(Exercise description): Please copy out the text below on hospital price markups word for word, in full.

BEGIN Reading text

Hospitals complain that legal requirements require them to service uninsured people, so the rest of us must pay more. Sorry, hospitals, but universal healthcare would eliminate that. Nothing screams cost outrage like the pricing practices of most American hospitals, as David Larazus points out in his contribution to the December 10th Los Angeles Times: “Ridiculous, seemingly arbitrary price markups are a defining characteristic of the $4-trillion U.S. healthcare system — and a key reason Americans pay more for treatment than anyone else in the world.

“But to see price hikes of as much as 675% being imposed in real time, automatically, by a hospital’s computer system still takes your breath away… I got to view this for myself after a former operating-room nurse at Scripps Memorial Hospital in Encinitas [California] shared with me screenshots of the facility’s electronic health record system… What they show are price hikes ranging from 575% to 675% being automatically generated by the hospital’s software.

“The eye-popping increases are so routine, apparently, the software even displays the formula it uses to convert reasonable medical costs to billed amounts that are much, much higher… For example, one screenshot is for sutures — that is, medical thread, a.k.a. stitches. Scripps’ system put the basic ‘cost per unit’ at $19.30… But the system said the ‘computed charge per unit’ was $149.58. This is how much the patient and his or her insurer would be billed… The system helpfully included a formula for reaching this amount: ‘$149.58 = $19.30 + ($19.30 x 675%).’… You read that right. Scripps’ automated system took the actual cost of sutures, imposed an apparently preset 675% markup and produced a billed amount that was orders of magnitude higher than the true price.

END Reading text
BEGIN Extracted entries

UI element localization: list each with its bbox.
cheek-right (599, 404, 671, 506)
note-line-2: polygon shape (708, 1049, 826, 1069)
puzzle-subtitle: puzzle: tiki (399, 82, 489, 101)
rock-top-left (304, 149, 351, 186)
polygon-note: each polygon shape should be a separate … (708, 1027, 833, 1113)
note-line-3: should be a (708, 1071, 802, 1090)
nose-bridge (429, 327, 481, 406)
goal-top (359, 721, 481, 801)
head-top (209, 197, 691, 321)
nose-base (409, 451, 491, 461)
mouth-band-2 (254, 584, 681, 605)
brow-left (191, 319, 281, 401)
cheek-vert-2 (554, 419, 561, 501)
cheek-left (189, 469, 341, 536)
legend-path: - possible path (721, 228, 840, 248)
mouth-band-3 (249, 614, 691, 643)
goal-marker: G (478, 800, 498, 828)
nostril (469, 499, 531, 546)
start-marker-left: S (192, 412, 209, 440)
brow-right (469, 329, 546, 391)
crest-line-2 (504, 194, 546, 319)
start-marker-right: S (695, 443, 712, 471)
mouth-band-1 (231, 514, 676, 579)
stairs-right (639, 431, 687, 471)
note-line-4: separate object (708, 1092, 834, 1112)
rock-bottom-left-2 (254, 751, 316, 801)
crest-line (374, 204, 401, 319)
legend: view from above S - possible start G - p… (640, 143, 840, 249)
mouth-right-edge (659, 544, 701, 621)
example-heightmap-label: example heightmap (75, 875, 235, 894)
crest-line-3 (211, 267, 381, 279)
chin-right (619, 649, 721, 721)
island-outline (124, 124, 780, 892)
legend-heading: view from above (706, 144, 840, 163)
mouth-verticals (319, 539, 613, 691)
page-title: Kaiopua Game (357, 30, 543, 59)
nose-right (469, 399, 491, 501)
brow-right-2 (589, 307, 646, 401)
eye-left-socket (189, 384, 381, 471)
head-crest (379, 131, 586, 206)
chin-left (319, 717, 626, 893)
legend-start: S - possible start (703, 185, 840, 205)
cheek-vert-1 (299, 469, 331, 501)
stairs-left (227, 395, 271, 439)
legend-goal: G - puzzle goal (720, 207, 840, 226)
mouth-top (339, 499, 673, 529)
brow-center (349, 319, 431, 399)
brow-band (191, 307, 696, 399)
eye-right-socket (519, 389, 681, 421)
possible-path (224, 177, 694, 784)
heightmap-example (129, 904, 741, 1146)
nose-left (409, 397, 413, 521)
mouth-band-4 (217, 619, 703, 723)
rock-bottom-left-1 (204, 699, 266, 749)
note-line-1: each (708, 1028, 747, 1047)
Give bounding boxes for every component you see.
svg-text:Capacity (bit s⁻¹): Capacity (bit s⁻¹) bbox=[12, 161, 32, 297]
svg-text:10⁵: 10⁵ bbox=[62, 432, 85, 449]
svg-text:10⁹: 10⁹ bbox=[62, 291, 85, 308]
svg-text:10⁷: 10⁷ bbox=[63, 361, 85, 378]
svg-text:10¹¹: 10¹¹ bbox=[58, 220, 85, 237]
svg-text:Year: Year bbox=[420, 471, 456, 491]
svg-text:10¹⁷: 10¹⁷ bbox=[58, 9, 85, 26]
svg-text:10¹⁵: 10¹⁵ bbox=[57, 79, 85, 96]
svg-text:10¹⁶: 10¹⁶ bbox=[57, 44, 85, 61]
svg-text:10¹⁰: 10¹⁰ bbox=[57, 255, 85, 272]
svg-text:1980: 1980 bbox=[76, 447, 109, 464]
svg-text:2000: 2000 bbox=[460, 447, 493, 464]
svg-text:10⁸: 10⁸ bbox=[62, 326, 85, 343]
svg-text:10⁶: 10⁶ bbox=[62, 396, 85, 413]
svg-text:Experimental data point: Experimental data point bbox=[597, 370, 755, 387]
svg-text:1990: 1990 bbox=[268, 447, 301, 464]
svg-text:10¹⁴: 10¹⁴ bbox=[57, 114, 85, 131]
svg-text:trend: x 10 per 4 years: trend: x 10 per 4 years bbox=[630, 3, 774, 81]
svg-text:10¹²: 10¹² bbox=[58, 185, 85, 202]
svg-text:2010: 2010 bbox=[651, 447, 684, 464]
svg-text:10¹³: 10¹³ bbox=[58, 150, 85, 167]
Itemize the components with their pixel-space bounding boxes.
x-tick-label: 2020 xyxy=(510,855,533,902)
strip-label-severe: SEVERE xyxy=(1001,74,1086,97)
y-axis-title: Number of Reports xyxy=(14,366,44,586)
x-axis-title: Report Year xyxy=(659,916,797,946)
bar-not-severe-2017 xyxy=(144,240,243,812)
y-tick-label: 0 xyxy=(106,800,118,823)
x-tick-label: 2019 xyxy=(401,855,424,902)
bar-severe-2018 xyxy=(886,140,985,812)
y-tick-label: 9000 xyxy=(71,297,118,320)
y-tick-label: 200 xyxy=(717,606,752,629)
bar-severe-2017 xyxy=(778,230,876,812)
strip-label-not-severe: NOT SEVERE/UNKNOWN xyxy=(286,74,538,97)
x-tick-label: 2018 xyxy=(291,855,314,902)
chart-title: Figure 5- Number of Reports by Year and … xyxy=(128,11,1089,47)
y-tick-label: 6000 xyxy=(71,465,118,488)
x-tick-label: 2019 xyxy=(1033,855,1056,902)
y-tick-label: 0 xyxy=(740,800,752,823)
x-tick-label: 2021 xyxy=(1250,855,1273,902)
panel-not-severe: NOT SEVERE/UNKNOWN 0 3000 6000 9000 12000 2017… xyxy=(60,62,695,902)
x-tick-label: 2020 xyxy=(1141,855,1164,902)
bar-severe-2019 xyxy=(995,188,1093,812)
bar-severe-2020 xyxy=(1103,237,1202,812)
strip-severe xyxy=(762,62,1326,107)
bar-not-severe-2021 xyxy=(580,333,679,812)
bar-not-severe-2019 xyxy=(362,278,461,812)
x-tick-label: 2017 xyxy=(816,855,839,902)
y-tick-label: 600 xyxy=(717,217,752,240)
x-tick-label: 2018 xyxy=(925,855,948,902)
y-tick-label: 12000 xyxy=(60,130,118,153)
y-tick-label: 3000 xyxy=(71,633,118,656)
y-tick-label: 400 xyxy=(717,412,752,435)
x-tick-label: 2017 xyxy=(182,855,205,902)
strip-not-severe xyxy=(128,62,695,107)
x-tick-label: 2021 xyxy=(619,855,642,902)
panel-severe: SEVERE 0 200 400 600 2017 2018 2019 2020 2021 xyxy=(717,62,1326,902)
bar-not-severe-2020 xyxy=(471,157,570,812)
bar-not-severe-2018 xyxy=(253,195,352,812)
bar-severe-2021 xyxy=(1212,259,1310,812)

END Extracted entries

(Solved problem):
Hospitals complain that legal requirements require them to service uninsured people, so the rest of us must pay more. Sorry, hospitals, but universal healthcare would eliminate that. Nothing screams cost outrage like the pricing practices of most American hospitals, as David Larazus points out in his contribution to the December 10th Los Angeles Times: “Ridiculous, seemingly arbitrary price markups are a defining characteristic of the $4-trillion U.S. healthcare system — and a key reason Americans pay more for treatment than anyone else in the world.

“But to see price hikes of as much as 675% being imposed in real time, automatically, by a hospital’s computer system still takes your breath away… I got to view this for myself after a former operating-room nurse at Scripps Memorial Hospital in Encinitas [California] shared with me screenshots of the facility’s electronic health record system… What they show are price hikes ranging from 575% to 675% being automatically generated by the hospital’s software.

“The eye-popping increases are so routine, apparently, the software even displays the formula it uses to convert reasonable medical costs to billed amounts that are much, much higher… For example, one screenshot is for sutures — that is, medical thread, a.k.a. stitches. Scripps’ system put the basic ‘cost per unit’ at $19.30… But the system said the ‘computed charge per unit’ was $149.58. This is how much the patient and his or her insurer would be billed… The system helpfully included a formula for reaching this amount: ‘$149.58 = $19.30 + ($19.30 x 675%).’… You read that right. Scripps’ automated system took the actual cost of sutures, imposed an apparently preset 675% markup and produced a billed amount that was orders of magnitude higher than the true price.